## start
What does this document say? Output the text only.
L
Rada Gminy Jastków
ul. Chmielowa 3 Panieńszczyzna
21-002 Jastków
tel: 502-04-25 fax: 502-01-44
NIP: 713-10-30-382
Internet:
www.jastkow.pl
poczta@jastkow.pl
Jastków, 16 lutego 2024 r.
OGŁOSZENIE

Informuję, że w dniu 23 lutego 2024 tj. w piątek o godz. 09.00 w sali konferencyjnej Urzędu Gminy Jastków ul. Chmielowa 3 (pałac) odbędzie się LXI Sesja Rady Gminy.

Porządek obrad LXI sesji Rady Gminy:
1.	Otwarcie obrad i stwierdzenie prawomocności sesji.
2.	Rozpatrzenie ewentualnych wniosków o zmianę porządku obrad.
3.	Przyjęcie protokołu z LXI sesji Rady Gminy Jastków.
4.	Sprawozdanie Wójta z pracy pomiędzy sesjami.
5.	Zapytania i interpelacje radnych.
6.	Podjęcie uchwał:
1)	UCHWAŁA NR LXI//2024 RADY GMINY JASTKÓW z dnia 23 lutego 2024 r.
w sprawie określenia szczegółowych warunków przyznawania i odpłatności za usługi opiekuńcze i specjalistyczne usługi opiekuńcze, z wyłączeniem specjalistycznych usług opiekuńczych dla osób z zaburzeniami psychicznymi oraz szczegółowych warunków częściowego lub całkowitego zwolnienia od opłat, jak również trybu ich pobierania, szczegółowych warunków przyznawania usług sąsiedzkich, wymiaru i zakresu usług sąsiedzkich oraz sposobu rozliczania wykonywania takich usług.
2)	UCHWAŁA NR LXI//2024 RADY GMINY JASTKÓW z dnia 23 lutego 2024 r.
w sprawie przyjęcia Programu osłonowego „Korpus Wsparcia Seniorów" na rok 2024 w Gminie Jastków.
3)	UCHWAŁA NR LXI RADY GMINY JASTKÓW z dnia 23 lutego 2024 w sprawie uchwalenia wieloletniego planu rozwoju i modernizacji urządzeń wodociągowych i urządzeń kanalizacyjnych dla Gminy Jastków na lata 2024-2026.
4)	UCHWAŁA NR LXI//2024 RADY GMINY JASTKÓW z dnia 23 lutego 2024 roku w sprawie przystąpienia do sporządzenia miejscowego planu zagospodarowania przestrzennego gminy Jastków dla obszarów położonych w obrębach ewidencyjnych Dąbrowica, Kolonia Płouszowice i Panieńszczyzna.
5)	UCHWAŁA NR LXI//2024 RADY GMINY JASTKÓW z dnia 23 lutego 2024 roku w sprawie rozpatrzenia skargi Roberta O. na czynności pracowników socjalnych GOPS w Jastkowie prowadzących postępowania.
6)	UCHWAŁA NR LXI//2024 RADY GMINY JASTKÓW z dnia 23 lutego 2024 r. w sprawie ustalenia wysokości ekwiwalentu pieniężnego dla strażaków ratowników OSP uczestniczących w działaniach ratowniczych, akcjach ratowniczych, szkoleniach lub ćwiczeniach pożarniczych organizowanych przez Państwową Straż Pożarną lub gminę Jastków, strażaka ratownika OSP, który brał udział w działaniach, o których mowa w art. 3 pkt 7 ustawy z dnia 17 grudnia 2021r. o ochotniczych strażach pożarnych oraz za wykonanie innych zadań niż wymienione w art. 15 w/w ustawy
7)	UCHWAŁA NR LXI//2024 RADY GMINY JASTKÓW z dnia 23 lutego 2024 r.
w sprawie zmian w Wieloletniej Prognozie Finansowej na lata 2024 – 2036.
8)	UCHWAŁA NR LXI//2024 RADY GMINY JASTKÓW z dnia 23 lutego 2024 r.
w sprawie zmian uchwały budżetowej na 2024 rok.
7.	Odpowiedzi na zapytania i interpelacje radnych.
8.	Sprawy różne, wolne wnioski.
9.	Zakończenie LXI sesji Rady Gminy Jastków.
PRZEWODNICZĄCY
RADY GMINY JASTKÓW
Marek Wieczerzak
## end
Instructions for the task:
Choose all lines containing the string "lata" and copy them out.

Final answer:
3)	UCHWAŁA NR LXI RADY GMINY JASTKÓW z dnia 23 lutego 2024 w sprawie uchwalenia wieloletniego planu rozwoju i modernizacji urządzeń wodociągowych i urządzeń kanalizacyjnych dla Gminy Jastków na lata 2024-2026.
w sprawie zmian w Wieloletniej Prognozie Finansowej na lata 2024 – 2036.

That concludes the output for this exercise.